-- Start of Data for the task --

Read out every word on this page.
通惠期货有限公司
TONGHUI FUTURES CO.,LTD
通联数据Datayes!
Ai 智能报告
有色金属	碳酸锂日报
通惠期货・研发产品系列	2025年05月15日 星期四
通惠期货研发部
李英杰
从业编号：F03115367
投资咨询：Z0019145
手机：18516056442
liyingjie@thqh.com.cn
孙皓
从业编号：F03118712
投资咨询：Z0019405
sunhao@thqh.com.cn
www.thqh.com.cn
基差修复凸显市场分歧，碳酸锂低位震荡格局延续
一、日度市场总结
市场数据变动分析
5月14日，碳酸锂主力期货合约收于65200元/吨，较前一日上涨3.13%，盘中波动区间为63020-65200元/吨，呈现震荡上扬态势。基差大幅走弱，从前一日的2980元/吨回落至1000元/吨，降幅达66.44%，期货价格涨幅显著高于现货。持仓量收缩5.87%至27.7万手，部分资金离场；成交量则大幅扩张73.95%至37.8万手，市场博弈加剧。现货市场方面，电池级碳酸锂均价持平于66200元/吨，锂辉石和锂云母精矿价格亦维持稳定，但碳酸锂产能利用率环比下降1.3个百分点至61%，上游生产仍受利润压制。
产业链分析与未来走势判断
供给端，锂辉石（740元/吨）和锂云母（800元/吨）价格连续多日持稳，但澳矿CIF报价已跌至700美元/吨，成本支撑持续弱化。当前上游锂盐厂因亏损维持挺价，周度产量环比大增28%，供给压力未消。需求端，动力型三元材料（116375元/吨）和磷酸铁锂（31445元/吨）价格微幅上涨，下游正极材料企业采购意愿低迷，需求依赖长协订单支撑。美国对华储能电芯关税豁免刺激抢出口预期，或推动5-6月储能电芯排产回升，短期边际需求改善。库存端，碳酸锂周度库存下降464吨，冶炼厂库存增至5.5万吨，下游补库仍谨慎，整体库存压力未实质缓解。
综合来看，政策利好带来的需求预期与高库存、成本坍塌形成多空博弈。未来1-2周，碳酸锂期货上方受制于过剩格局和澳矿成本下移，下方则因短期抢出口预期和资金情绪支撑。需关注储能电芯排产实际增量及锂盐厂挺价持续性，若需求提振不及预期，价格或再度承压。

-- End of Data for the task --

▶ Do this:
Copy every line of the material in which the word "thqh" occurs.

▶ Output for this exercise:
liyingjie@thqh.com.cn
sunhao@thqh.com.cn
www.thqh.com.cn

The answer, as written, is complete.